* _Requirements_
Scan the following material for the string "Taylor" and copy each line in which it appears.

* _Supplied data_
-*-
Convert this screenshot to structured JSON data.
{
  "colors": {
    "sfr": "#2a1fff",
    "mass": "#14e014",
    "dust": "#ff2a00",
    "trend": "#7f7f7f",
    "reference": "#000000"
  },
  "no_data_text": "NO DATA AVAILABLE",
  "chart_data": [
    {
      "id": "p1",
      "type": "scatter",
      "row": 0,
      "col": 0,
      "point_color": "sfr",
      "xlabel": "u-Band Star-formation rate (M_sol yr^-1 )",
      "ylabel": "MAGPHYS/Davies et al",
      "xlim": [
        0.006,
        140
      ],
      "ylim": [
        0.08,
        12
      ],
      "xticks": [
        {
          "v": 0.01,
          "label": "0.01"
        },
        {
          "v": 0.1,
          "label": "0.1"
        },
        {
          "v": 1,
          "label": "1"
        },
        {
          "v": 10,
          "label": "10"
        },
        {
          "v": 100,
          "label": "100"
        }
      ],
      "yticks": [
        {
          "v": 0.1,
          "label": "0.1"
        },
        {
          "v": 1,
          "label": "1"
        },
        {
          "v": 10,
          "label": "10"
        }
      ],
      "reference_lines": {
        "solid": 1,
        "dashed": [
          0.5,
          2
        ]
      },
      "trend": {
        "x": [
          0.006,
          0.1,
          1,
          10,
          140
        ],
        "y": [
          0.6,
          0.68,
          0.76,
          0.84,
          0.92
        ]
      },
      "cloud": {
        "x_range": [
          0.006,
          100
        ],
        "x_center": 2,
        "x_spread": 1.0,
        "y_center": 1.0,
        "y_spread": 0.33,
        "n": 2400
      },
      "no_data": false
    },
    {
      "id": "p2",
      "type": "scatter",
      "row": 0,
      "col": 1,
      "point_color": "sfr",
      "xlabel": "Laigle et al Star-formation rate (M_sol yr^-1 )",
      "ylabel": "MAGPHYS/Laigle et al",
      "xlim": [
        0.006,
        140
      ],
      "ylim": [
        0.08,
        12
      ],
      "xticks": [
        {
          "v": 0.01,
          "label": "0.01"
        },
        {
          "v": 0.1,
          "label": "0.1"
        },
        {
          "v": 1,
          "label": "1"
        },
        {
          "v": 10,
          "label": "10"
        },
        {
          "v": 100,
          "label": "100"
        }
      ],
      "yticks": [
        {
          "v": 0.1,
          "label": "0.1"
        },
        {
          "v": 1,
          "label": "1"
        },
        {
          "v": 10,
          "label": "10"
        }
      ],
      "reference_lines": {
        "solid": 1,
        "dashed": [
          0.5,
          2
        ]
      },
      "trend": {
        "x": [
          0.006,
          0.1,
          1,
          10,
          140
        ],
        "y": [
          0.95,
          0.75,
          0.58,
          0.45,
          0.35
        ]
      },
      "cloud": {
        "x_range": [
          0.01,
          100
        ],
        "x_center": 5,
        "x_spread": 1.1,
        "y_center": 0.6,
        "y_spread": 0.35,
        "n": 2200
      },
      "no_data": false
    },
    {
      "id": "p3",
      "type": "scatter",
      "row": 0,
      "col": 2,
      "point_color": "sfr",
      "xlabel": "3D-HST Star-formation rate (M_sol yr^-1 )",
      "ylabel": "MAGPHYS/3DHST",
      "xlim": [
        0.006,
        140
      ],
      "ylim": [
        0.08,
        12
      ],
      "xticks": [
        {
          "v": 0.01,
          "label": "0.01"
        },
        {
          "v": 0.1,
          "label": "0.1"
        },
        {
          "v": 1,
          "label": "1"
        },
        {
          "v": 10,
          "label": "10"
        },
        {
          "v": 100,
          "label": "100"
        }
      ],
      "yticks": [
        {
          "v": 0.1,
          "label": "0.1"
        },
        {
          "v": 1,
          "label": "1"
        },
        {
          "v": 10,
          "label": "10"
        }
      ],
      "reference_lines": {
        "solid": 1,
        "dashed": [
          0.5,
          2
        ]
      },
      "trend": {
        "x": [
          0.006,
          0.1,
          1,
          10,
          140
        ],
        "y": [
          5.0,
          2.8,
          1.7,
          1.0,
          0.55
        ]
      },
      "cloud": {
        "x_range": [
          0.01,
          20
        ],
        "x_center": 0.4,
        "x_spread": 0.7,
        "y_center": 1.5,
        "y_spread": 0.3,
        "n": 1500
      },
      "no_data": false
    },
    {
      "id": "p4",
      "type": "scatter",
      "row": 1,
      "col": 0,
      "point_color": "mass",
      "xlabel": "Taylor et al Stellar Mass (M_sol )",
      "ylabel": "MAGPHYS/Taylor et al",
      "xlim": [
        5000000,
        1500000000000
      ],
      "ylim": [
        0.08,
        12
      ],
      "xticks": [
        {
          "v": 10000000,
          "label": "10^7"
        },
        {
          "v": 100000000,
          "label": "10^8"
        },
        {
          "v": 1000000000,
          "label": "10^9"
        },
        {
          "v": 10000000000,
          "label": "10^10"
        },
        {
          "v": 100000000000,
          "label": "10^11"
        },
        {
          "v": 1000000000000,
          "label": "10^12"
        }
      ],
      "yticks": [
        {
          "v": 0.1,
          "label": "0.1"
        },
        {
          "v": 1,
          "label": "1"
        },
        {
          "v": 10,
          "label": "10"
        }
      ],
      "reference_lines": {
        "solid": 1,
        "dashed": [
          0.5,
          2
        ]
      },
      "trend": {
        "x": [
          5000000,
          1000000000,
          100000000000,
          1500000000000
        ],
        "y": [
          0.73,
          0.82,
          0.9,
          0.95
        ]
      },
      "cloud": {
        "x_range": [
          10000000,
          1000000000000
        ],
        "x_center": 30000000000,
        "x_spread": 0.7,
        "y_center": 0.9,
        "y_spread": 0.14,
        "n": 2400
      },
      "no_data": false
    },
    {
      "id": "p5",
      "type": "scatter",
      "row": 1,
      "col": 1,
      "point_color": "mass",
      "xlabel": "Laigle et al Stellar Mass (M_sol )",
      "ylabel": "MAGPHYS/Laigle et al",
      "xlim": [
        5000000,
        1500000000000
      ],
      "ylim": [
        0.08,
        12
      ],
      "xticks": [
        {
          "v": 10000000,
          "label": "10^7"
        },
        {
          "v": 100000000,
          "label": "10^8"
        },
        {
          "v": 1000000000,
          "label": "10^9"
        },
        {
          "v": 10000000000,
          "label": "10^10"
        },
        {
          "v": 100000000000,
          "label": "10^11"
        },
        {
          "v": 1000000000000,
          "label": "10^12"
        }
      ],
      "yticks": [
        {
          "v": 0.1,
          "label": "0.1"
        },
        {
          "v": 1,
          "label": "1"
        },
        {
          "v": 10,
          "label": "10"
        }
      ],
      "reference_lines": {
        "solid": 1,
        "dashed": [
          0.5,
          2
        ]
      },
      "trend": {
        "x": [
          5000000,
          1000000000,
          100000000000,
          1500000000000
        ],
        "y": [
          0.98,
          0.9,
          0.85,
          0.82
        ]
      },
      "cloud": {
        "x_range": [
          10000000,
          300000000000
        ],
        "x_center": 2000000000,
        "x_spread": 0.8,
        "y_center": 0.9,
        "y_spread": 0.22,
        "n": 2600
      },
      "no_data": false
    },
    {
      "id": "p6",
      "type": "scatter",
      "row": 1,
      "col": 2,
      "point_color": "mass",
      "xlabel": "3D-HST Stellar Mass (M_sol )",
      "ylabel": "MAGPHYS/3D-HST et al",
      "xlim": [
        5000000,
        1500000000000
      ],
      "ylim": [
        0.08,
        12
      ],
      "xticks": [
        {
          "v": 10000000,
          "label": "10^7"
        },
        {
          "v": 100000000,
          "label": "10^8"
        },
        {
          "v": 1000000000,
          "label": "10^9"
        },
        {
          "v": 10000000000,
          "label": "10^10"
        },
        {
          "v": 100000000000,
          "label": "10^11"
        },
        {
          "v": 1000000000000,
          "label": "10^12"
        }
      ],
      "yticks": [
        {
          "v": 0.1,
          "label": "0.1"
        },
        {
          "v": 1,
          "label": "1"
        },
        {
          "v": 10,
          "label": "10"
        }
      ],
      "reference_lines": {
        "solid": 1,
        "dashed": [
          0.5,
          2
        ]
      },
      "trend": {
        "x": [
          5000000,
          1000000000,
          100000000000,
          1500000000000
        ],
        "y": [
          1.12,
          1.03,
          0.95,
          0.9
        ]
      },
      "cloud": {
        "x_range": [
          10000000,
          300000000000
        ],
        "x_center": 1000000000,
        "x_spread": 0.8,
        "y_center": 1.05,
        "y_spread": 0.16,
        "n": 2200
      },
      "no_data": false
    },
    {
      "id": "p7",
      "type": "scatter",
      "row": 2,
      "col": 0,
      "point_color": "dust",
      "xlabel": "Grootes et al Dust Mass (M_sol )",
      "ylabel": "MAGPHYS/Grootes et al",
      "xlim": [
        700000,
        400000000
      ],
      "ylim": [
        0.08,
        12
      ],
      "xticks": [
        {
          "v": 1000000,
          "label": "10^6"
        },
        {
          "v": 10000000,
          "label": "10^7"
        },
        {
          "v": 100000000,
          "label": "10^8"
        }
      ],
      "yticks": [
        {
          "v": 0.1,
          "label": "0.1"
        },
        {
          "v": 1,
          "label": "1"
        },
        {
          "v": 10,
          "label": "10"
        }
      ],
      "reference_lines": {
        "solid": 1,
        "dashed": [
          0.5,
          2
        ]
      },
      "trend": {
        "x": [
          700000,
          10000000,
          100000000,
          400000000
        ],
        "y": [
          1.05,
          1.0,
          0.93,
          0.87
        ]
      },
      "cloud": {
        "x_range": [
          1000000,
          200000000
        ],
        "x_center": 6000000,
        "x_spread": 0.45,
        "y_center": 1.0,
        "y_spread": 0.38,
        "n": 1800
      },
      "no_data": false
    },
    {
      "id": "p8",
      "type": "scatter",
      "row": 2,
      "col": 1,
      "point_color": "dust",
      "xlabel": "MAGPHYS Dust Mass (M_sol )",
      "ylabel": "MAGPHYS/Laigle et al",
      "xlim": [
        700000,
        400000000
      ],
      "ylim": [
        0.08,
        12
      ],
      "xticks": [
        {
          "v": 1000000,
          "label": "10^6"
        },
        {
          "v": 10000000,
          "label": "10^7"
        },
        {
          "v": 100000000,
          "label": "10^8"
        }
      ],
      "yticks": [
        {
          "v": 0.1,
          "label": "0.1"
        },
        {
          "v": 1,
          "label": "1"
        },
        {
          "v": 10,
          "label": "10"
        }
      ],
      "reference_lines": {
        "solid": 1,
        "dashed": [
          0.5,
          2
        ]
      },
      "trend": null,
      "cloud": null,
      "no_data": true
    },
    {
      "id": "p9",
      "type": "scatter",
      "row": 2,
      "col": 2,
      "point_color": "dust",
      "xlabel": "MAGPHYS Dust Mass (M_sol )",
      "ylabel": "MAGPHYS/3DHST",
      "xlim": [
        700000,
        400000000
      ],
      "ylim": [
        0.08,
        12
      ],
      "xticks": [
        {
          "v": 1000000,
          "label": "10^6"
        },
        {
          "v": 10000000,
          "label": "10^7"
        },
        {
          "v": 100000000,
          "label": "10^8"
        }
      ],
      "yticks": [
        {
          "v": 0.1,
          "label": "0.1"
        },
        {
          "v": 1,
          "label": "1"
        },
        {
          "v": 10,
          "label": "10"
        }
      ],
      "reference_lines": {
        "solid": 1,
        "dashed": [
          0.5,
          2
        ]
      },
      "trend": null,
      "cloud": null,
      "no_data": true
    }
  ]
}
-*-
* _The answer_
      "xlabel": "Taylor et al Stellar Mass (M_sol )",
      "ylabel": "MAGPHYS/Taylor et al",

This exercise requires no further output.